**Directions**
Please filter the listing below and copy out the lines that hold "exponent".
◆ ◆ ◆ ◆ ◆ ◆ ◆
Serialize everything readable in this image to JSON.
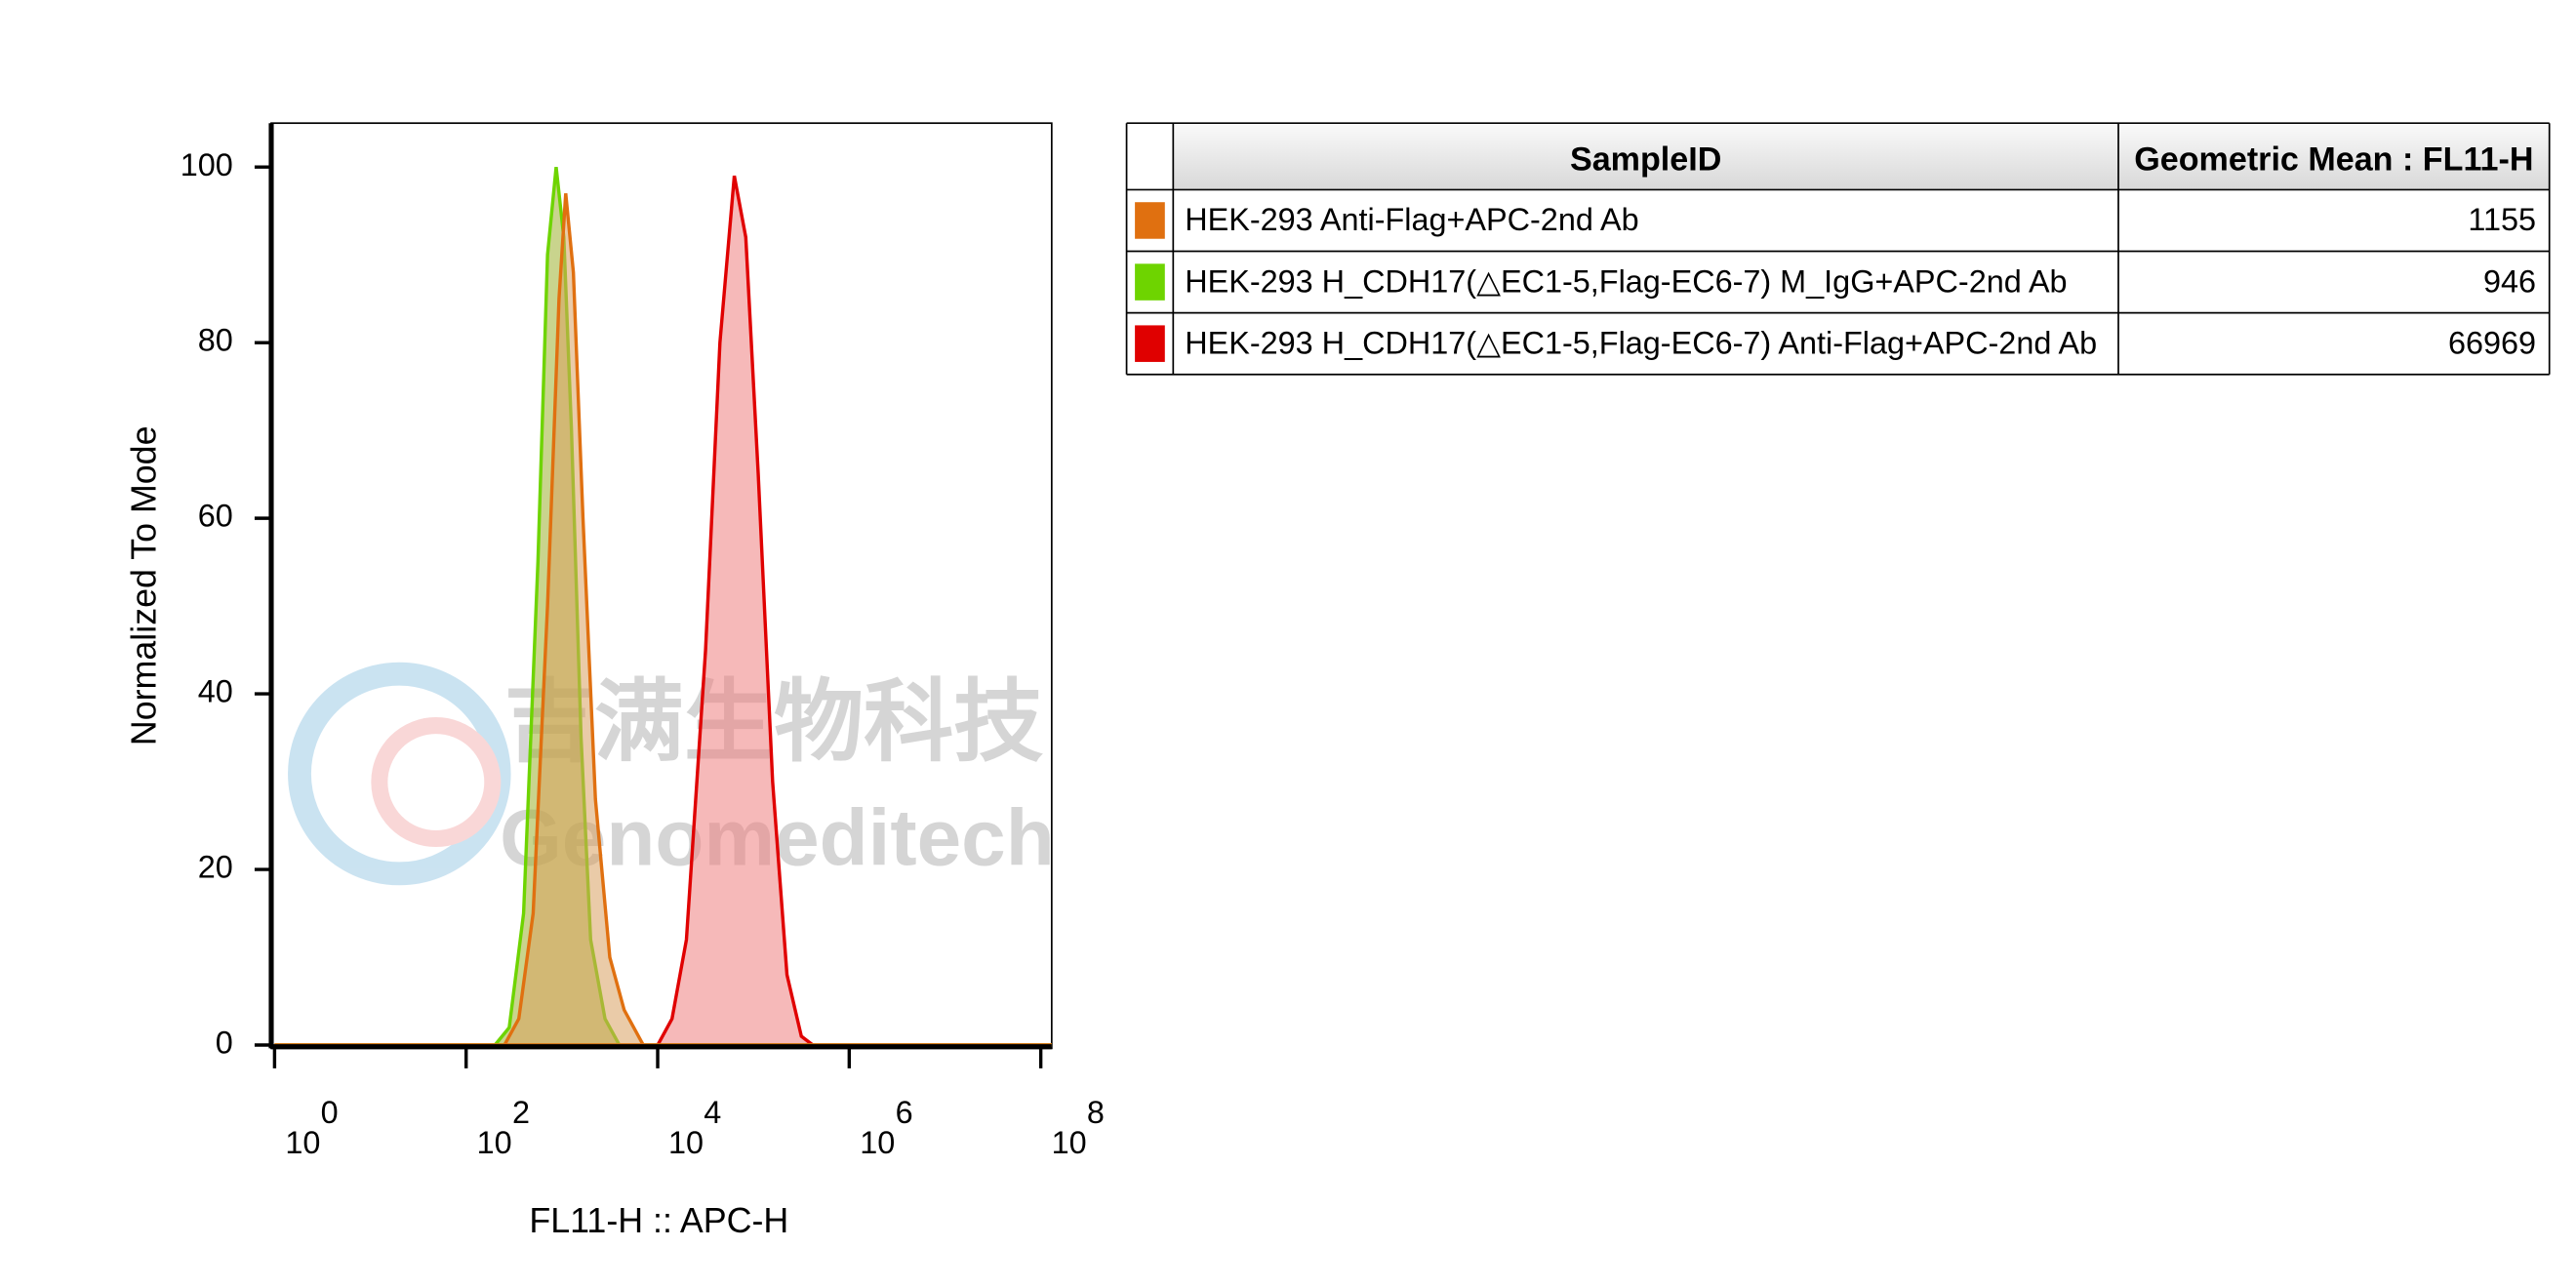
{
  "chart_data": {
    "type": "histogram",
    "x_label": "FL11-H :: APC-H",
    "y_label": "Normalized To Mode",
    "xscale": "log",
    "xlim": [
      1,
      130000000
    ],
    "ylim": [
      0,
      105
    ],
    "xticks": [
      {
        "value": 1,
        "label": "10",
        "exponent": "0"
      },
      {
        "value": 100,
        "label": "10",
        "exponent": "2"
      },
      {
        "value": 10000,
        "label": "10",
        "exponent": "4"
      },
      {
        "value": 1000000,
        "label": "10",
        "exponent": "6"
      },
      {
        "value": 100000000,
        "label": "10",
        "exponent": "8"
      }
    ],
    "yticks": [
      0,
      20,
      40,
      60,
      80,
      100
    ],
    "series": [
      {
        "name": "HEK-293 Anti-Flag+APC-2nd Ab",
        "color": "#e07010",
        "fill": "#d8a060",
        "x": [
          1,
          251,
          355,
          501,
          708,
          933,
          1096,
          1318,
          1660,
          2239,
          3162,
          4467,
          7079,
          130000000
        ],
        "values": [
          0,
          0,
          3,
          15,
          50,
          85,
          97,
          88,
          60,
          28,
          10,
          4,
          0,
          0
        ]
      },
      {
        "name": "HEK-293 H_CDH17(△EC1-5,Flag-EC6-7) M_IgG+APC-2nd Ab",
        "color": "#6ed400",
        "fill": "#9cb030",
        "x": [
          1,
          200,
          282,
          398,
          562,
          708,
          871,
          1047,
          1259,
          1585,
          1995,
          2818,
          3981,
          130000000
        ],
        "values": [
          0,
          0,
          2,
          15,
          55,
          90,
          100,
          92,
          70,
          35,
          12,
          3,
          0,
          0
        ]
      },
      {
        "name": "HEK-293 H_CDH17(△EC1-5,Flag-EC6-7) Anti-Flag+APC-2nd Ab",
        "color": "#e00000",
        "fill": "#ee8080",
        "x": [
          1,
          10000,
          14125,
          19953,
          31623,
          44668,
          63096,
          83176,
          112202,
          158489,
          223872,
          316228,
          416869,
          130000000
        ],
        "values": [
          0,
          0,
          3,
          12,
          45,
          80,
          99,
          92,
          65,
          30,
          8,
          1,
          0,
          0
        ]
      }
    ]
  },
  "table": {
    "headers": [
      "SampleID",
      "Geometric Mean : FL11-H"
    ],
    "values": [
      1155,
      946,
      66969
    ]
  },
  "watermark": {
    "text_cn": "吉满生物科技",
    "text_en": "Genomeditech"
  }
}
◆ ◆ ◆ ◆ ◆ ◆ ◆
**Result of this task**
        "exponent": "0"
        "exponent": "2"
        "exponent": "4"
        "exponent": "6"
        "exponent": "8"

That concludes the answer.